:: EXERCISE GOAL ::
Write out the whole listing word for word.

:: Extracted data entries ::

———

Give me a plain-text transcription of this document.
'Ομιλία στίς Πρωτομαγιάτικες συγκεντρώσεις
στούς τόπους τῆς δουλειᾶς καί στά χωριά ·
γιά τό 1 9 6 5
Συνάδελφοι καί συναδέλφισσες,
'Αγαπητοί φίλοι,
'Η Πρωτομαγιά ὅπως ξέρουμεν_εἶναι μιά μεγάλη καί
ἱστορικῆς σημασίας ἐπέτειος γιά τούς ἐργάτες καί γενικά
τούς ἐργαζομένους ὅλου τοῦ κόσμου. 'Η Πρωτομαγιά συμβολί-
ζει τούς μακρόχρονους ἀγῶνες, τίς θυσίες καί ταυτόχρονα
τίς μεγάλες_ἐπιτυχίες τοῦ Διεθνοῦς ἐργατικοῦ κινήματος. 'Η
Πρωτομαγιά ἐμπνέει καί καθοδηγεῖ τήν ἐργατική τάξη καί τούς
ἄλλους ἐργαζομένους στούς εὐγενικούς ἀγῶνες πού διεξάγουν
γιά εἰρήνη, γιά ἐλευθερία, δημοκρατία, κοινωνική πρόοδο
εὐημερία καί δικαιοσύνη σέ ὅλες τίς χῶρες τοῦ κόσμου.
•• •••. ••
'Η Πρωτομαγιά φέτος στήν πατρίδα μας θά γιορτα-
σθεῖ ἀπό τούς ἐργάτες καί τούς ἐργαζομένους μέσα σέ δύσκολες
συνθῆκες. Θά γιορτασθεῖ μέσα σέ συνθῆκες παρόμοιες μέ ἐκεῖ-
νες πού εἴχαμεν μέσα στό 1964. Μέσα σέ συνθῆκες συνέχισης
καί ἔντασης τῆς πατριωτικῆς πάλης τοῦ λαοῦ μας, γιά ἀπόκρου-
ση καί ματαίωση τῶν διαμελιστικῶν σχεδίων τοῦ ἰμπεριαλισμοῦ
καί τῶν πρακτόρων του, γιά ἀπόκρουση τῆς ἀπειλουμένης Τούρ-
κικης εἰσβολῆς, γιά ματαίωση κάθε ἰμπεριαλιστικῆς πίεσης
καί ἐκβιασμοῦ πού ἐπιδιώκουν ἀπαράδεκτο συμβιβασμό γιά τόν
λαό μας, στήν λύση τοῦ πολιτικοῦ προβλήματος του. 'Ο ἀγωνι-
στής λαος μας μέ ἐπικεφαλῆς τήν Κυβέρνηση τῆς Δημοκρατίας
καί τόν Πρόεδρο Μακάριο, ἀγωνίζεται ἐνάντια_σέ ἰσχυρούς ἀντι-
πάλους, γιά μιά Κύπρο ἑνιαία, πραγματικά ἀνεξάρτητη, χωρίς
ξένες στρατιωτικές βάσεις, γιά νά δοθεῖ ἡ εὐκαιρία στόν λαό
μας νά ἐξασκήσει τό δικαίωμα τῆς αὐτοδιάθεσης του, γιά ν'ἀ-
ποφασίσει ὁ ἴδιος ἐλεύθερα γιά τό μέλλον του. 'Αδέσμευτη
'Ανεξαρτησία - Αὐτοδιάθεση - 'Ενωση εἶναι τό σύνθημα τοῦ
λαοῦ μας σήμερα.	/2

———

:: RESPONSE BELOW ::
Give me a plain-text transcription of this document.
'Ομιλία στίς Πρωτομαγιάτικες συγκεντρώσεις
στούς τόπους τῆς δουλειᾶς καί στά χωριά ·
γιά τό 1 9 6 5
Συνάδελφοι καί συναδέλφισσες,
'Αγαπητοί φίλοι,
'Η Πρωτομαγιά ὅπως ξέρουμεν_εἶναι μιά μεγάλη καί
ἱστορικῆς σημασίας ἐπέτειος γιά τούς ἐργάτες καί γενικά
τούς ἐργαζομένους ὅλου τοῦ κόσμου. 'Η Πρωτομαγιά συμβολί-
ζει τούς μακρόχρονους ἀγῶνες, τίς θυσίες καί ταυτόχρονα
τίς μεγάλες_ἐπιτυχίες τοῦ Διεθνοῦς ἐργατικοῦ κινήματος. 'Η
Πρωτομαγιά ἐμπνέει καί καθοδηγεῖ τήν ἐργατική τάξη καί τούς
ἄλλους ἐργαζομένους στούς εὐγενικούς ἀγῶνες πού διεξάγουν
γιά εἰρήνη, γιά ἐλευθερία, δημοκρατία, κοινωνική πρόοδο
εὐημερία καί δικαιοσύνη σέ ὅλες τίς χῶρες τοῦ κόσμου.
•• •••. ••
'Η Πρωτομαγιά φέτος στήν πατρίδα μας θά γιορτα-
σθεῖ ἀπό τούς ἐργάτες καί τούς ἐργαζομένους μέσα σέ δύσκολες
συνθῆκες. Θά γιορτασθεῖ μέσα σέ συνθῆκες παρόμοιες μέ ἐκεῖ-
νες πού εἴχαμεν μέσα στό 1964. Μέσα σέ συνθῆκες συνέχισης
καί ἔντασης τῆς πατριωτικῆς πάλης τοῦ λαοῦ μας, γιά ἀπόκρου-
ση καί ματαίωση τῶν διαμελιστικῶν σχεδίων τοῦ ἰμπεριαλισμοῦ
καί τῶν πρακτόρων του, γιά ἀπόκρουση τῆς ἀπειλουμένης Τούρ-
κικης εἰσβολῆς, γιά ματαίωση κάθε ἰμπεριαλιστικῆς πίεσης
καί ἐκβιασμοῦ πού ἐπιδιώκουν ἀπαράδεκτο συμβιβασμό γιά τόν
λαό μας, στήν λύση τοῦ πολιτικοῦ προβλήματος του. 'Ο ἀγωνι-
στής λαος μας μέ ἐπικεφαλῆς τήν Κυβέρνηση τῆς Δημοκρατίας
καί τόν Πρόεδρο Μακάριο, ἀγωνίζεται ἐνάντια_σέ ἰσχυρούς ἀντι-
πάλους, γιά μιά Κύπρο ἑνιαία, πραγματικά ἀνεξάρτητη, χωρίς
ξένες στρατιωτικές βάσεις, γιά νά δοθεῖ ἡ εὐκαιρία στόν λαό
μας νά ἐξασκήσει τό δικαίωμα τῆς αὐτοδιάθεσης του, γιά ν'ἀ-
ποφασίσει ὁ ἴδιος ἐλεύθερα γιά τό μέλλον του. 'Αδέσμευτη
'Ανεξαρτησία - Αὐτοδιάθεση - 'Ενωση εἶναι τό σύνθημα τοῦ
λαοῦ μας σήμερα.	/2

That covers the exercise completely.